§ **Given problem**: Exactly reproduce each line of the listing that follows.

§ **The records**:
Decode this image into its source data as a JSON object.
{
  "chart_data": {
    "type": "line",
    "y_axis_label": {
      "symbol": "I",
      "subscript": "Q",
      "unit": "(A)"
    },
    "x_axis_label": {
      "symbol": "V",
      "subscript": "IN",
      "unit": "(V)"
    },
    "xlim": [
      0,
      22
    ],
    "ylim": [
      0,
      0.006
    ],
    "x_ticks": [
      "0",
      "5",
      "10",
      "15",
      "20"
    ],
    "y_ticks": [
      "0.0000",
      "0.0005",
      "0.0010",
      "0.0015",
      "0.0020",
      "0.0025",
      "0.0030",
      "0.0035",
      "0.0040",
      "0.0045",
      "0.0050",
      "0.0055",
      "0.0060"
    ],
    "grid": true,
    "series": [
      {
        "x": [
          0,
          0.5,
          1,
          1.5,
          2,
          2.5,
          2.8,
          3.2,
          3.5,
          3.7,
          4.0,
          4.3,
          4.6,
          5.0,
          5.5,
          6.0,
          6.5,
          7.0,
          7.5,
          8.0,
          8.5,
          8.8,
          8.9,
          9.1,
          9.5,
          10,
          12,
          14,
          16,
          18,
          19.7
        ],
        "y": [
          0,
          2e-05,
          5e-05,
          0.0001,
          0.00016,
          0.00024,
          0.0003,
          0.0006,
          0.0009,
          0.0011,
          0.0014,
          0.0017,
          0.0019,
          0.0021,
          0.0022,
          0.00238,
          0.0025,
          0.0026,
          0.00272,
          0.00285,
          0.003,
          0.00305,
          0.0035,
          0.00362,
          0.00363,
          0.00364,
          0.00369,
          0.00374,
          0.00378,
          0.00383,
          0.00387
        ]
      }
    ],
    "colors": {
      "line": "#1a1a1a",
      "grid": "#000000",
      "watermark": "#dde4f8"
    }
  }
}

§ **Result**:
Decode this image into its source data as a JSON object.
{
  "chart_data": {
    "type": "line",
    "y_axis_label": {
      "symbol": "I",
      "subscript": "Q",
      "unit": "(A)"
    },
    "x_axis_label": {
      "symbol": "V",
      "subscript": "IN",
      "unit": "(V)"
    },
    "xlim": [
      0,
      22
    ],
    "ylim": [
      0,
      0.006
    ],
    "x_ticks": [
      "0",
      "5",
      "10",
      "15",
      "20"
    ],
    "y_ticks": [
      "0.0000",
      "0.0005",
      "0.0010",
      "0.0015",
      "0.0020",
      "0.0025",
      "0.0030",
      "0.0035",
      "0.0040",
      "0.0045",
      "0.0050",
      "0.0055",
      "0.0060"
    ],
    "grid": true,
    "series": [
      {
        "x": [
          0,
          0.5,
          1,
          1.5,
          2,
          2.5,
          2.8,
          3.2,
          3.5,
          3.7,
          4.0,
          4.3,
          4.6,
          5.0,
          5.5,
          6.0,
          6.5,
          7.0,
          7.5,
          8.0,
          8.5,
          8.8,
          8.9,
          9.1,
          9.5,
          10,
          12,
          14,
          16,
          18,
          19.7
        ],
        "y": [
          0,
          2e-05,
          5e-05,
          0.0001,
          0.00016,
          0.00024,
          0.0003,
          0.0006,
          0.0009,
          0.0011,
          0.0014,
          0.0017,
          0.0019,
          0.0021,
          0.0022,
          0.00238,
          0.0025,
          0.0026,
          0.00272,
          0.00285,
          0.003,
          0.00305,
          0.0035,
          0.00362,
          0.00363,
          0.00364,
          0.00369,
          0.00374,
          0.00378,
          0.00383,
          0.00387
        ]
      }
    ],
    "colors": {
      "line": "#1a1a1a",
      "grid": "#000000",
      "watermark": "#dde4f8"
    }
  }
}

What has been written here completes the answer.